#### Do this
Go through the listing and pick out each line with the word "weight" in it.

— START Data provided —

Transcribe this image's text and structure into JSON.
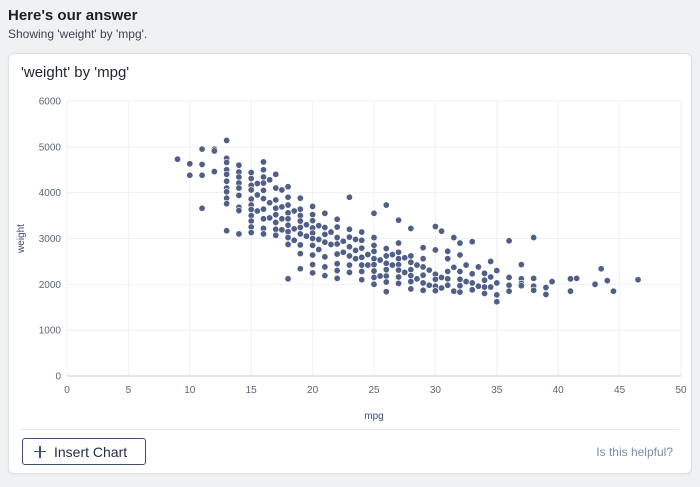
{
  "header": {
    "title": "Here's our answer",
    "subtitle": "Showing 'weight' by 'mpg'."
  },
  "card": {
    "insert_label": "Insert Chart",
    "helpful_label": "Is this helpful?"
  },
  "chart_data": {
    "type": "scatter",
    "title": "'weight' by 'mpg'",
    "xlabel": "mpg",
    "ylabel": "weight",
    "xlim": [
      0,
      50
    ],
    "ylim": [
      0,
      6000
    ],
    "x_ticks": [
      0,
      5,
      10,
      15,
      20,
      25,
      30,
      35,
      40,
      45,
      50
    ],
    "y_ticks": [
      0,
      1000,
      2000,
      3000,
      4000,
      5000,
      6000
    ],
    "grid": true,
    "point_color": "#4f5f88",
    "points": [
      [
        9,
        4730
      ],
      [
        10,
        4630
      ],
      [
        10,
        4380
      ],
      [
        11,
        4950
      ],
      [
        11,
        4615
      ],
      [
        11,
        4380
      ],
      [
        11,
        3660
      ],
      [
        12,
        4950
      ],
      [
        12,
        4910
      ],
      [
        12,
        4460
      ],
      [
        13,
        5140
      ],
      [
        13,
        4750
      ],
      [
        13,
        4660
      ],
      [
        13,
        4500
      ],
      [
        13,
        4400
      ],
      [
        13,
        4250
      ],
      [
        13,
        4100
      ],
      [
        13,
        4020
      ],
      [
        13,
        3880
      ],
      [
        13,
        3760
      ],
      [
        13,
        3170
      ],
      [
        14,
        4600
      ],
      [
        14,
        4450
      ],
      [
        14,
        4340
      ],
      [
        14,
        4210
      ],
      [
        14,
        4100
      ],
      [
        14,
        3940
      ],
      [
        14,
        3680
      ],
      [
        14,
        3610
      ],
      [
        14,
        3100
      ],
      [
        15,
        4440
      ],
      [
        15,
        4310
      ],
      [
        15,
        4160
      ],
      [
        15,
        4060
      ],
      [
        15,
        3860
      ],
      [
        15,
        3730
      ],
      [
        15,
        3630
      ],
      [
        15,
        3500
      ],
      [
        15,
        3380
      ],
      [
        15,
        3250
      ],
      [
        15,
        3130
      ],
      [
        15.5,
        4200
      ],
      [
        15.5,
        3950
      ],
      [
        15.5,
        3600
      ],
      [
        16,
        4670
      ],
      [
        16,
        4500
      ],
      [
        16,
        4340
      ],
      [
        16,
        4210
      ],
      [
        16,
        4050
      ],
      [
        16,
        3870
      ],
      [
        16,
        3640
      ],
      [
        16,
        3430
      ],
      [
        16,
        3220
      ],
      [
        16,
        3100
      ],
      [
        16.5,
        4280
      ],
      [
        16.5,
        3780
      ],
      [
        16.5,
        3450
      ],
      [
        17,
        4400
      ],
      [
        17,
        4100
      ],
      [
        17,
        3840
      ],
      [
        17,
        3660
      ],
      [
        17,
        3520
      ],
      [
        17,
        3350
      ],
      [
        17,
        3200
      ],
      [
        17,
        3070
      ],
      [
        17.5,
        4060
      ],
      [
        17.5,
        3690
      ],
      [
        17.5,
        3430
      ],
      [
        17.5,
        3190
      ],
      [
        18,
        4130
      ],
      [
        18,
        3900
      ],
      [
        18,
        3730
      ],
      [
        18,
        3560
      ],
      [
        18,
        3430
      ],
      [
        18,
        3290
      ],
      [
        18,
        3150
      ],
      [
        18,
        3020
      ],
      [
        18,
        2870
      ],
      [
        18,
        2120
      ],
      [
        18.5,
        3600
      ],
      [
        18.5,
        3210
      ],
      [
        18.5,
        2960
      ],
      [
        19,
        3880
      ],
      [
        19,
        3640
      ],
      [
        19,
        3500
      ],
      [
        19,
        3380
      ],
      [
        19,
        3240
      ],
      [
        19,
        3100
      ],
      [
        19,
        2860
      ],
      [
        19,
        2670
      ],
      [
        19,
        2340
      ],
      [
        19.5,
        3300
      ],
      [
        19.5,
        3050
      ],
      [
        20,
        3700
      ],
      [
        20,
        3520
      ],
      [
        20,
        3390
      ],
      [
        20,
        3230
      ],
      [
        20,
        3120
      ],
      [
        20,
        3000
      ],
      [
        20,
        2850
      ],
      [
        20,
        2640
      ],
      [
        20,
        2430
      ],
      [
        20,
        2250
      ],
      [
        20.5,
        3280
      ],
      [
        20.5,
        2980
      ],
      [
        20.5,
        2760
      ],
      [
        21,
        3550
      ],
      [
        21,
        3240
      ],
      [
        21,
        3090
      ],
      [
        21,
        2920
      ],
      [
        21,
        2600
      ],
      [
        21,
        2380
      ],
      [
        21,
        2190
      ],
      [
        21.5,
        3140
      ],
      [
        21.5,
        2870
      ],
      [
        22,
        3420
      ],
      [
        22,
        3250
      ],
      [
        22,
        3020
      ],
      [
        22,
        2880
      ],
      [
        22,
        2660
      ],
      [
        22,
        2450
      ],
      [
        22,
        2300
      ],
      [
        22,
        2130
      ],
      [
        22.5,
        2940
      ],
      [
        22.5,
        2700
      ],
      [
        23,
        3900
      ],
      [
        23,
        3200
      ],
      [
        23,
        3030
      ],
      [
        23,
        2820
      ],
      [
        23,
        2620
      ],
      [
        23,
        2420
      ],
      [
        23,
        2260
      ],
      [
        23.5,
        2980
      ],
      [
        23.5,
        2740
      ],
      [
        23.5,
        2560
      ],
      [
        24,
        3140
      ],
      [
        24,
        2960
      ],
      [
        24,
        2790
      ],
      [
        24,
        2590
      ],
      [
        24,
        2420
      ],
      [
        24,
        2280
      ],
      [
        24,
        2100
      ],
      [
        24.5,
        2650
      ],
      [
        24.5,
        2420
      ],
      [
        25,
        3550
      ],
      [
        25,
        3020
      ],
      [
        25,
        2850
      ],
      [
        25,
        2720
      ],
      [
        25,
        2560
      ],
      [
        25,
        2430
      ],
      [
        25,
        2290
      ],
      [
        25,
        2150
      ],
      [
        25,
        2000
      ],
      [
        25.5,
        2530
      ],
      [
        25.5,
        2180
      ],
      [
        26,
        3730
      ],
      [
        26,
        2780
      ],
      [
        26,
        2620
      ],
      [
        26,
        2460
      ],
      [
        26,
        2320
      ],
      [
        26,
        2180
      ],
      [
        26,
        2050
      ],
      [
        26,
        1840
      ],
      [
        26.5,
        2650
      ],
      [
        26.5,
        2420
      ],
      [
        27,
        3400
      ],
      [
        27,
        2900
      ],
      [
        27,
        2700
      ],
      [
        27,
        2560
      ],
      [
        27,
        2430
      ],
      [
        27,
        2310
      ],
      [
        27,
        2160
      ],
      [
        27,
        2020
      ],
      [
        27.5,
        2580
      ],
      [
        27.5,
        2260
      ],
      [
        28,
        3220
      ],
      [
        28,
        2620
      ],
      [
        28,
        2480
      ],
      [
        28,
        2320
      ],
      [
        28,
        2190
      ],
      [
        28,
        2060
      ],
      [
        28,
        1900
      ],
      [
        28.5,
        2420
      ],
      [
        28.5,
        2120
      ],
      [
        29,
        2800
      ],
      [
        29,
        2560
      ],
      [
        29,
        2380
      ],
      [
        29,
        2200
      ],
      [
        29,
        2030
      ],
      [
        29,
        1870
      ],
      [
        29.5,
        2310
      ],
      [
        29.5,
        1980
      ],
      [
        30,
        3260
      ],
      [
        30,
        2750
      ],
      [
        30,
        2220
      ],
      [
        30,
        2110
      ],
      [
        30,
        1960
      ],
      [
        30,
        1860
      ],
      [
        30.5,
        3160
      ],
      [
        30.5,
        2150
      ],
      [
        30.5,
        1920
      ],
      [
        31,
        2720
      ],
      [
        31,
        2560
      ],
      [
        31,
        2280
      ],
      [
        31,
        2120
      ],
      [
        31,
        1980
      ],
      [
        31.5,
        3020
      ],
      [
        31.5,
        2370
      ],
      [
        31.5,
        1850
      ],
      [
        32,
        2900
      ],
      [
        32,
        2640
      ],
      [
        32,
        2280
      ],
      [
        32,
        2110
      ],
      [
        32,
        1970
      ],
      [
        32,
        1830
      ],
      [
        32.5,
        2420
      ],
      [
        32.5,
        2060
      ],
      [
        33,
        2930
      ],
      [
        33,
        2230
      ],
      [
        33,
        2030
      ],
      [
        33,
        1880
      ],
      [
        33.5,
        2380
      ],
      [
        33.5,
        1960
      ],
      [
        34,
        2240
      ],
      [
        34,
        2090
      ],
      [
        34,
        1940
      ],
      [
        34,
        1800
      ],
      [
        34.5,
        2500
      ],
      [
        34.5,
        2160
      ],
      [
        34.5,
        1940
      ],
      [
        35,
        2300
      ],
      [
        35,
        2030
      ],
      [
        35,
        1770
      ],
      [
        35,
        1620
      ],
      [
        36,
        2950
      ],
      [
        36,
        2150
      ],
      [
        36,
        1980
      ],
      [
        36,
        1850
      ],
      [
        37,
        2430
      ],
      [
        37,
        2120
      ],
      [
        37,
        2020
      ],
      [
        37,
        1970
      ],
      [
        38,
        3020
      ],
      [
        38,
        2130
      ],
      [
        38,
        1960
      ],
      [
        38,
        1870
      ],
      [
        39,
        1930
      ],
      [
        39,
        1780
      ],
      [
        39.5,
        2060
      ],
      [
        41,
        2120
      ],
      [
        41,
        1850
      ],
      [
        41.5,
        2130
      ],
      [
        43,
        2000
      ],
      [
        43.5,
        2340
      ],
      [
        44,
        2080
      ],
      [
        44.5,
        1850
      ],
      [
        46.5,
        2100
      ]
    ]
  }
}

— END Data provided —

#### The answer
    "subtitle": "Showing 'weight' by 'mpg'."
    "title": "'weight' by 'mpg'",
    "ylabel": "weight",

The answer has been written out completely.